--- EXERCISE MATERIAL ---

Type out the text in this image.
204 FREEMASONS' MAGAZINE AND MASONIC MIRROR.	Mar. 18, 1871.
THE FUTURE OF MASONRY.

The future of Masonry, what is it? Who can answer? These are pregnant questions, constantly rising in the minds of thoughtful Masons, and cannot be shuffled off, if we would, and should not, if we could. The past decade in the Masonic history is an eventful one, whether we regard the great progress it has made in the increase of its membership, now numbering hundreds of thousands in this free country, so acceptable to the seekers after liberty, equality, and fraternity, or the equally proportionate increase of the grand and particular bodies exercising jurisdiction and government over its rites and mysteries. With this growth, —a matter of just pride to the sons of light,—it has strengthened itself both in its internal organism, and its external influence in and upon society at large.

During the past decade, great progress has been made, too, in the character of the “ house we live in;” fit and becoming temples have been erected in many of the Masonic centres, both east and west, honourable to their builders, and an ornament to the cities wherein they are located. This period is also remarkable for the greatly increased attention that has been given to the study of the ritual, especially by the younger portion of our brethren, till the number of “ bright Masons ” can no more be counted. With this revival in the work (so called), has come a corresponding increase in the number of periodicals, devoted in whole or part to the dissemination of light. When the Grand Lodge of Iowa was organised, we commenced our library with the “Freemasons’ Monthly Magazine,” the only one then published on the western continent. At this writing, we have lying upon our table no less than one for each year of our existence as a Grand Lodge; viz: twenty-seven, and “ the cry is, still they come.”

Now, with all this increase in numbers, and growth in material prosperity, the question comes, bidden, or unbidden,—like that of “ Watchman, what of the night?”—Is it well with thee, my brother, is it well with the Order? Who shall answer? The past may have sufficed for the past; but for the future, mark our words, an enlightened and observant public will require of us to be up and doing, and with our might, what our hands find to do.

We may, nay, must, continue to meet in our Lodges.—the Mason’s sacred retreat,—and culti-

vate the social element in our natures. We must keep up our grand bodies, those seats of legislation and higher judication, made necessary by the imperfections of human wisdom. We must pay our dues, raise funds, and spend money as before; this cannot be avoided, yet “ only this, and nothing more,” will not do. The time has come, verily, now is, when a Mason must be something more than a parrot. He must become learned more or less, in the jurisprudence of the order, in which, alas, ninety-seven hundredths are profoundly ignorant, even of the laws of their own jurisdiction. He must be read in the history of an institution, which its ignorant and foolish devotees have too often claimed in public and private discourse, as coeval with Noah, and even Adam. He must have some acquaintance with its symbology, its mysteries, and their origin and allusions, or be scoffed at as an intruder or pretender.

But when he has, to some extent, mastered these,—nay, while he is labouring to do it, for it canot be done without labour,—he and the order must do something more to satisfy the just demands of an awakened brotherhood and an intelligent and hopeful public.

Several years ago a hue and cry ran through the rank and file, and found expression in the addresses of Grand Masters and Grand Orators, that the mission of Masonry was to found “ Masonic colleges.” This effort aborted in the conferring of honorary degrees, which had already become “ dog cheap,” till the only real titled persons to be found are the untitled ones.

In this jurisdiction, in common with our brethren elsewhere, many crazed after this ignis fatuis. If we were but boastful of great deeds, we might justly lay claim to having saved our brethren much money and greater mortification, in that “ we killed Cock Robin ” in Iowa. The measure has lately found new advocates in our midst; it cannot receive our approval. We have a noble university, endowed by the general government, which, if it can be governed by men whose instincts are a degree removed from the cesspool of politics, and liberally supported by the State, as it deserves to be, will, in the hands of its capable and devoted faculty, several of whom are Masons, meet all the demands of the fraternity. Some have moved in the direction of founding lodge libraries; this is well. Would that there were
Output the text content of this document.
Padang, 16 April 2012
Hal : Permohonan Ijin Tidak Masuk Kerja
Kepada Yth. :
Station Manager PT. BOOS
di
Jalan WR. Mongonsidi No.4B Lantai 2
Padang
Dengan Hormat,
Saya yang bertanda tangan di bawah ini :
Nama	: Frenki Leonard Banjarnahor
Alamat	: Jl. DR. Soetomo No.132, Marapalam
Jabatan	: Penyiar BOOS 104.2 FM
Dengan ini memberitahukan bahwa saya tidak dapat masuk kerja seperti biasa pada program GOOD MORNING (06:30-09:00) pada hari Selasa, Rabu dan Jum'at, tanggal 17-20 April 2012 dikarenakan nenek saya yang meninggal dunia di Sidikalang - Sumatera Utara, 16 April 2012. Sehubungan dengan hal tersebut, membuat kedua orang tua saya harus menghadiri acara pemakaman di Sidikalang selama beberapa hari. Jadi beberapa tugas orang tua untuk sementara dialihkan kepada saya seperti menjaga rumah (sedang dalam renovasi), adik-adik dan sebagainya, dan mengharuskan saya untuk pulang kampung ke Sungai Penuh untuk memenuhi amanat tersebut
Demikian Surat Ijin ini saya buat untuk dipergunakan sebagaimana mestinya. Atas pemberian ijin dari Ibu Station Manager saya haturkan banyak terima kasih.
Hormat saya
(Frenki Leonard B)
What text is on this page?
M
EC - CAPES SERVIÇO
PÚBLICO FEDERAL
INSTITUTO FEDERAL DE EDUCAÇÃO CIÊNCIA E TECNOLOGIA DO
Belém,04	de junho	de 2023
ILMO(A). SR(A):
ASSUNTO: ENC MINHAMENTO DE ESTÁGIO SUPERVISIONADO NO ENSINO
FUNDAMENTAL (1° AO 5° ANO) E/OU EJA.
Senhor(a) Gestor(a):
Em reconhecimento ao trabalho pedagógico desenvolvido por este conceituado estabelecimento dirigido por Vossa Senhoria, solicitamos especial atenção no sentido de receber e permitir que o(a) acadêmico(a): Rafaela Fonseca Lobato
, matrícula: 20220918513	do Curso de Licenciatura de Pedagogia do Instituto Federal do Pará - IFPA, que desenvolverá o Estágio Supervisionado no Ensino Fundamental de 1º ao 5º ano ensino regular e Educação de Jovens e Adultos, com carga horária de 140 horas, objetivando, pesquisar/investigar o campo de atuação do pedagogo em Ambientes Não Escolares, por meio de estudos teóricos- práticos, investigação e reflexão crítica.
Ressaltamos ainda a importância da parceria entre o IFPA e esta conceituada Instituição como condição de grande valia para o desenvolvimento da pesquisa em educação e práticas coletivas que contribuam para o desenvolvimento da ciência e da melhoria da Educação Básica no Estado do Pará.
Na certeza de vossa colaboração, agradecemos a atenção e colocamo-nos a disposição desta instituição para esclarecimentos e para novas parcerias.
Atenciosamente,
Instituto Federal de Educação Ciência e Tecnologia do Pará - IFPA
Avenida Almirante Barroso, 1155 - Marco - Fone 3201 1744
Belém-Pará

---

▸ **BRIEF**: Find every line in the records above that contains the word "Leonard", and copy each one.

▸ **RESPONSE TO THE EXERCISE**:
Nama	: Frenki Leonard Banjarnahor
(Frenki Leonard B)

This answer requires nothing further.